## YOUR TASK
In the data below, find every line with the string "image" and pull it out.

## DATA ROWS
============

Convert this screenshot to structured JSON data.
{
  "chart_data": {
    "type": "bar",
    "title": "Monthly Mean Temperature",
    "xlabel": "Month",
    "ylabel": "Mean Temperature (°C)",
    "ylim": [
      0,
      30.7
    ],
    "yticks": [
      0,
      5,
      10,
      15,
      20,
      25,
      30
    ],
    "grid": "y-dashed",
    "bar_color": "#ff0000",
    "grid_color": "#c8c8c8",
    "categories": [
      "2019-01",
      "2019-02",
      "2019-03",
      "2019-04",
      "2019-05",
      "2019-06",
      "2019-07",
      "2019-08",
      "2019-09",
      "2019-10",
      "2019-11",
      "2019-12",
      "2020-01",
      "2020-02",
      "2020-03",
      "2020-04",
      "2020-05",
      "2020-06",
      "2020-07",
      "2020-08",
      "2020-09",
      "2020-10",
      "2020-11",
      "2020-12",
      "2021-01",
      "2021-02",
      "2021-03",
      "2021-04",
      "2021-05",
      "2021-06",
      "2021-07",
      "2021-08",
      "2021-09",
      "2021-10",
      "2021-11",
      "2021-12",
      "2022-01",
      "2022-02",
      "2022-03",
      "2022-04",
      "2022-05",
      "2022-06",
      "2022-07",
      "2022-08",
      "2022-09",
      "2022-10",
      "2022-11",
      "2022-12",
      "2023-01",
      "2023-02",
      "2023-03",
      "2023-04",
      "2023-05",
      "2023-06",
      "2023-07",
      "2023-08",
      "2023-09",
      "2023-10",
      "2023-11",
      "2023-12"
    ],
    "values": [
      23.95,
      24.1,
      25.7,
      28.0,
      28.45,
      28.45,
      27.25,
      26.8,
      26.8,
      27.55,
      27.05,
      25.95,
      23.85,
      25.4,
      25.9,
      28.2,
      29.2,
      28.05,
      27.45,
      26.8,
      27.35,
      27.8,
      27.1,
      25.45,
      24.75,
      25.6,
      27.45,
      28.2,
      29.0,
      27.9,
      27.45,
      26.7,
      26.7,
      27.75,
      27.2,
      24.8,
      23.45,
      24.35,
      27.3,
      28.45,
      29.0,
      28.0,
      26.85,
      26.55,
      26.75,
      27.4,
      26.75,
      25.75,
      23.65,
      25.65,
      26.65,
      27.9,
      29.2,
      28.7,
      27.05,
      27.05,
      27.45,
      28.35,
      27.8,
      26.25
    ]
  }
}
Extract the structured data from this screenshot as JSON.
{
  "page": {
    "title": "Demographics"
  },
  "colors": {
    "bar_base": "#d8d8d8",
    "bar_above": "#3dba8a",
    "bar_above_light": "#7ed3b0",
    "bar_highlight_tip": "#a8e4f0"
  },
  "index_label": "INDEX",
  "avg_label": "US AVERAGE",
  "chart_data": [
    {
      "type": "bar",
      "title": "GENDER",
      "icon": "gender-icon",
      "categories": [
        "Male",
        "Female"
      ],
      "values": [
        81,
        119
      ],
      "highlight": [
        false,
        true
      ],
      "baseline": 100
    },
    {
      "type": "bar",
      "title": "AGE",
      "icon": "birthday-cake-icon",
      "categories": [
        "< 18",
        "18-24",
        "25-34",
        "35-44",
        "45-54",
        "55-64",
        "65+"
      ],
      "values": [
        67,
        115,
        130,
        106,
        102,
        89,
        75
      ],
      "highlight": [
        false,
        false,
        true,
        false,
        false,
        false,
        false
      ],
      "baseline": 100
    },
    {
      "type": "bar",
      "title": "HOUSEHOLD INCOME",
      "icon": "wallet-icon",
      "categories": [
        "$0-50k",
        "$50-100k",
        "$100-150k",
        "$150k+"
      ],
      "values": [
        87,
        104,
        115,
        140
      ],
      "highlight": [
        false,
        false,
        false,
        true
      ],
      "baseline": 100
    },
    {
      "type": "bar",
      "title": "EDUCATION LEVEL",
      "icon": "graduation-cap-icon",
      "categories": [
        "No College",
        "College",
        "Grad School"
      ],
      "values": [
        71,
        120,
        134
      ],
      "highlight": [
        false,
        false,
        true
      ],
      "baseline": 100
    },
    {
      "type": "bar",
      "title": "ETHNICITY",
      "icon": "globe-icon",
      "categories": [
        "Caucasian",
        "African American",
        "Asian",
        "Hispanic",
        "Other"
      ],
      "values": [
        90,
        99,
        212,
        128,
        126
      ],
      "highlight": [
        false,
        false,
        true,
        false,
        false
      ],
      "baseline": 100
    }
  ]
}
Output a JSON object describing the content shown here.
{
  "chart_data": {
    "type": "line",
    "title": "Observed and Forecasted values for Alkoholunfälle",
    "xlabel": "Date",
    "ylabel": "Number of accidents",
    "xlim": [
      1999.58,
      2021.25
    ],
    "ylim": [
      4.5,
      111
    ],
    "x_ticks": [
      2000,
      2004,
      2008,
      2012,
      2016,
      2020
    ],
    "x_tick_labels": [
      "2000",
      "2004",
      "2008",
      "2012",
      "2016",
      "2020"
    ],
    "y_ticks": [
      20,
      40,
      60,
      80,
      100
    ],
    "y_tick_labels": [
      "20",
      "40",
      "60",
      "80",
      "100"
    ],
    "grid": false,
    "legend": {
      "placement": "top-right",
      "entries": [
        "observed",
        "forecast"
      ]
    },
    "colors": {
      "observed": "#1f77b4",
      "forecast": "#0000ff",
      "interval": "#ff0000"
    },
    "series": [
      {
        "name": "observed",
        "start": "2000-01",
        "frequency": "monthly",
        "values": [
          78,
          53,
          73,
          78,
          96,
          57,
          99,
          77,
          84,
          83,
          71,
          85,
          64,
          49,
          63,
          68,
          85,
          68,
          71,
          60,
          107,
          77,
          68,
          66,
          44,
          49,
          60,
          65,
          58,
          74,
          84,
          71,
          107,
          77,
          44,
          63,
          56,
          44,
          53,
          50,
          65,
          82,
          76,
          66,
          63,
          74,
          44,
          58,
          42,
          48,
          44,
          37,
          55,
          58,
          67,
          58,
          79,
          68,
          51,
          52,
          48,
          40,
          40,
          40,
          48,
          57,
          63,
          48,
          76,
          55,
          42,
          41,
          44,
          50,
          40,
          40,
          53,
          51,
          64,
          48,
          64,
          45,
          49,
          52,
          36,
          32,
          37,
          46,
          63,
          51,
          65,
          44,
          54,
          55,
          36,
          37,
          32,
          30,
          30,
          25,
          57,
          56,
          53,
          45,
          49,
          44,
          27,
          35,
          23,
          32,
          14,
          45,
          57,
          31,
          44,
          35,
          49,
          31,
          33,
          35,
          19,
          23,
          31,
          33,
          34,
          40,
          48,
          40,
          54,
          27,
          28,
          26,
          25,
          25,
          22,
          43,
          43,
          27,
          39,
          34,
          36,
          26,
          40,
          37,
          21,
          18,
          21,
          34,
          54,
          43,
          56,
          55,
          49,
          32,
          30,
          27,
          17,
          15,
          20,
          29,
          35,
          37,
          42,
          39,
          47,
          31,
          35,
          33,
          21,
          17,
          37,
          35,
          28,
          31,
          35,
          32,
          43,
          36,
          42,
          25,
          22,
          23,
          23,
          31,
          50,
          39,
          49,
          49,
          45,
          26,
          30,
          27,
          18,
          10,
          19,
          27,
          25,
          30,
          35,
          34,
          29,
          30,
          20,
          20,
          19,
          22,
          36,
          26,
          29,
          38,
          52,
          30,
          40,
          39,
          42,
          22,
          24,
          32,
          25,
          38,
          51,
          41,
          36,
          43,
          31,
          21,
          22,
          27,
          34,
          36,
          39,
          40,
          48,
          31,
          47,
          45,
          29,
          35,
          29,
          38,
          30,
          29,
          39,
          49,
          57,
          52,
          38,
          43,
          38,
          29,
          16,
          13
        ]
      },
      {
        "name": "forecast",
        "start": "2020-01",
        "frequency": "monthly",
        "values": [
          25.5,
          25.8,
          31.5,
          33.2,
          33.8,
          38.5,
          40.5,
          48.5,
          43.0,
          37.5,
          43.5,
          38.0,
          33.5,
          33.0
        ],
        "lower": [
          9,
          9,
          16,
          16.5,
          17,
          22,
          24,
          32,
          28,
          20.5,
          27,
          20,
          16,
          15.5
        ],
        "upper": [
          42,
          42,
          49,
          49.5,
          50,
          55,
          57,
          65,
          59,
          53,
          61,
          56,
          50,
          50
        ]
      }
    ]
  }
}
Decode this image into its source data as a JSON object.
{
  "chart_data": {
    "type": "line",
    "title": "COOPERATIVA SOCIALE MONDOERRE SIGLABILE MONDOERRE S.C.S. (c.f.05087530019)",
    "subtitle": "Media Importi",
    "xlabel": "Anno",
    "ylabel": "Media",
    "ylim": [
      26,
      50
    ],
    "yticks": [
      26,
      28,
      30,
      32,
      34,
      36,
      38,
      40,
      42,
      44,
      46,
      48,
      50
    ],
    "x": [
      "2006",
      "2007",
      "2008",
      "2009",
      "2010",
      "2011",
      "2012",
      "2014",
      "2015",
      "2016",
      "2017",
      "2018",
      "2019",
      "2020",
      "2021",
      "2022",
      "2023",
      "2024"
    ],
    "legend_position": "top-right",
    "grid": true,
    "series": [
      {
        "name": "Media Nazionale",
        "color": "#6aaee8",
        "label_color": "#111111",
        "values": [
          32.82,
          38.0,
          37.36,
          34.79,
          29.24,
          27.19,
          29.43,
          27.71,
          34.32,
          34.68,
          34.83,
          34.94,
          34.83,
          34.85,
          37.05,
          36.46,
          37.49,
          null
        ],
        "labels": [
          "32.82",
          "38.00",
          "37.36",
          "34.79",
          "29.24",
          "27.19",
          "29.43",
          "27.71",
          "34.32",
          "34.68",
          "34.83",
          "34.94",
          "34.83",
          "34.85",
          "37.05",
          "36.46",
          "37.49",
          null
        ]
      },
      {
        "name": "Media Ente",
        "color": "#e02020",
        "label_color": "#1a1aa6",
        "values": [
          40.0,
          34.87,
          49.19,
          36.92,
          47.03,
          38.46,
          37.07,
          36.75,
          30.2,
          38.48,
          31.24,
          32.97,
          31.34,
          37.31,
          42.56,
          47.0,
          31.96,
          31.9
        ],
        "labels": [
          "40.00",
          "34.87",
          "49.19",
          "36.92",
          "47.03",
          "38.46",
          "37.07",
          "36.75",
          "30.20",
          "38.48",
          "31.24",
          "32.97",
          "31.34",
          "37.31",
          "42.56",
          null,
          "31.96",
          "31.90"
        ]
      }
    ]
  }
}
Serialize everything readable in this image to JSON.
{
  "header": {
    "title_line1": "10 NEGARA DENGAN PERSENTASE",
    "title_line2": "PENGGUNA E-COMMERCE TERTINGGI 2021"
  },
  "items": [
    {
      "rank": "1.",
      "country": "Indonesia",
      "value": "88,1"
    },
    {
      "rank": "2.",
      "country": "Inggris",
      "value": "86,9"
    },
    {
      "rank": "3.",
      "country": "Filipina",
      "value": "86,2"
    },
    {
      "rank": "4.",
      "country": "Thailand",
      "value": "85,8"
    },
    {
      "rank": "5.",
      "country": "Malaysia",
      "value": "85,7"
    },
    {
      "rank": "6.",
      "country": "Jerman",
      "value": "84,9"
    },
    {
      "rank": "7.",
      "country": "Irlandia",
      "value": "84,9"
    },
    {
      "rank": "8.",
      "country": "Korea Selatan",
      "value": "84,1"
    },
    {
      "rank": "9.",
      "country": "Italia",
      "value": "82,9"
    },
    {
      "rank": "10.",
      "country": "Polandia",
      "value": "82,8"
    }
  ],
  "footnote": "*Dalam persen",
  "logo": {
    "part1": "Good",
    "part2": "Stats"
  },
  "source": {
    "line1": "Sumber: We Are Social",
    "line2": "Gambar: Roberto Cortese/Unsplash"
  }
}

============

## OUTPUT FOR THIS EXERCISE
Decode this image into its source data as a JSON object.
Serialize everything readable in this image to JSON.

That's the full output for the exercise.